[Dataset items]
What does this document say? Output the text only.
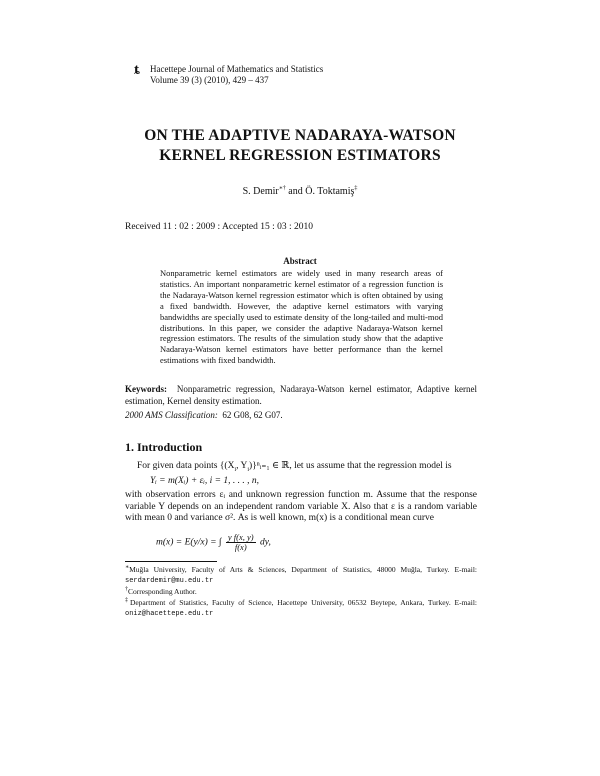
ȶ Hacettepe Journal of Mathematics and Statistics
Volume 39 (3) (2010), 429 – 437
ON THE ADAPTIVE NADARAYA-WATSON
KERNEL REGRESSION ESTIMATORS
S. Demir∗† and Ö. Toktamiş‡
Received 11 : 02 : 2009 : Accepted 15 : 03 : 2010
Abstract
Nonparametric kernel estimators are widely used in many research areas of statistics. An important nonparametric kernel estimator of a regression function is the Nadaraya-Watson kernel regression estimator which is often obtained by using a fixed bandwidth. However, the adaptive kernel estimators with varying bandwidths are specially used to estimate density of the long-tailed and multi-mod distributions. In this paper, we consider the adaptive Nadaraya-Watson kernel regression estimators. The results of the simulation study show that the adaptive Nadaraya-Watson kernel estimators have better performance than the kernel estimations with fixed bandwidth.
Keywords: Nonparametric regression, Nadaraya-Watson kernel estimator, Adaptive kernel estimation, Kernel density estimation.
2000 AMS Classification: 62 G08, 62 G07.
1. Introduction
For given data points {($X_i$, $Y_i)\}^nᵢ_{=1}$ ∈ ℝ, let us assume that the regression model is
Yᵢ = m(Xᵢ) + εᵢ, i = 1, . . . , n,
with observation errors εᵢ and unknown regression function m. Assume that the response variable Y depends on an independent random variable X. Also that ε is a random variable with mean 0 and variance σ². As is well known, m(x) is a conditional mean curve
m(x) = E(y/x) = ∫ $\frac{\text{y f(x, y)}}{f(x)}$ dy,
∗Muğla University, Faculty of Arts & Sciences, Department of Statistics, 48000 Muğla, Turkey. E-mail: serdardemir@mu.edu.tr
†Corresponding Author.
‡Department of Statistics, Faculty of Science, Hacettepe University, 06532 Beytepe, Ankara, Turkey. E-mail: oniz@hacettepe.edu.tr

What you should do: Return every line from the records above that holds the word "function".

Task output:
Nonparametric kernel estimators are widely used in many research areas of statistics. An important nonparametric kernel estimator of a regression function is the Nadaraya-Watson kernel regression estimator which is often obtained by using a fixed bandwidth. However, the adaptive kernel estimators with varying bandwidths are specially used to estimate density of the long-tailed and multi-mod distributions. In this paper, we consider the adaptive Nadaraya-Watson kernel regression estimators. The results of the simulation study show that the adaptive Nadaraya-Watson kernel estimators have better performance than the kernel estimations with fixed bandwidth.
with observation errors εᵢ and unknown regression function m. Assume that the response variable Y depends on an independent random variable X. Also that ε is a random variable with mean 0 and variance σ². As is well known, m(x) is a conditional mean curve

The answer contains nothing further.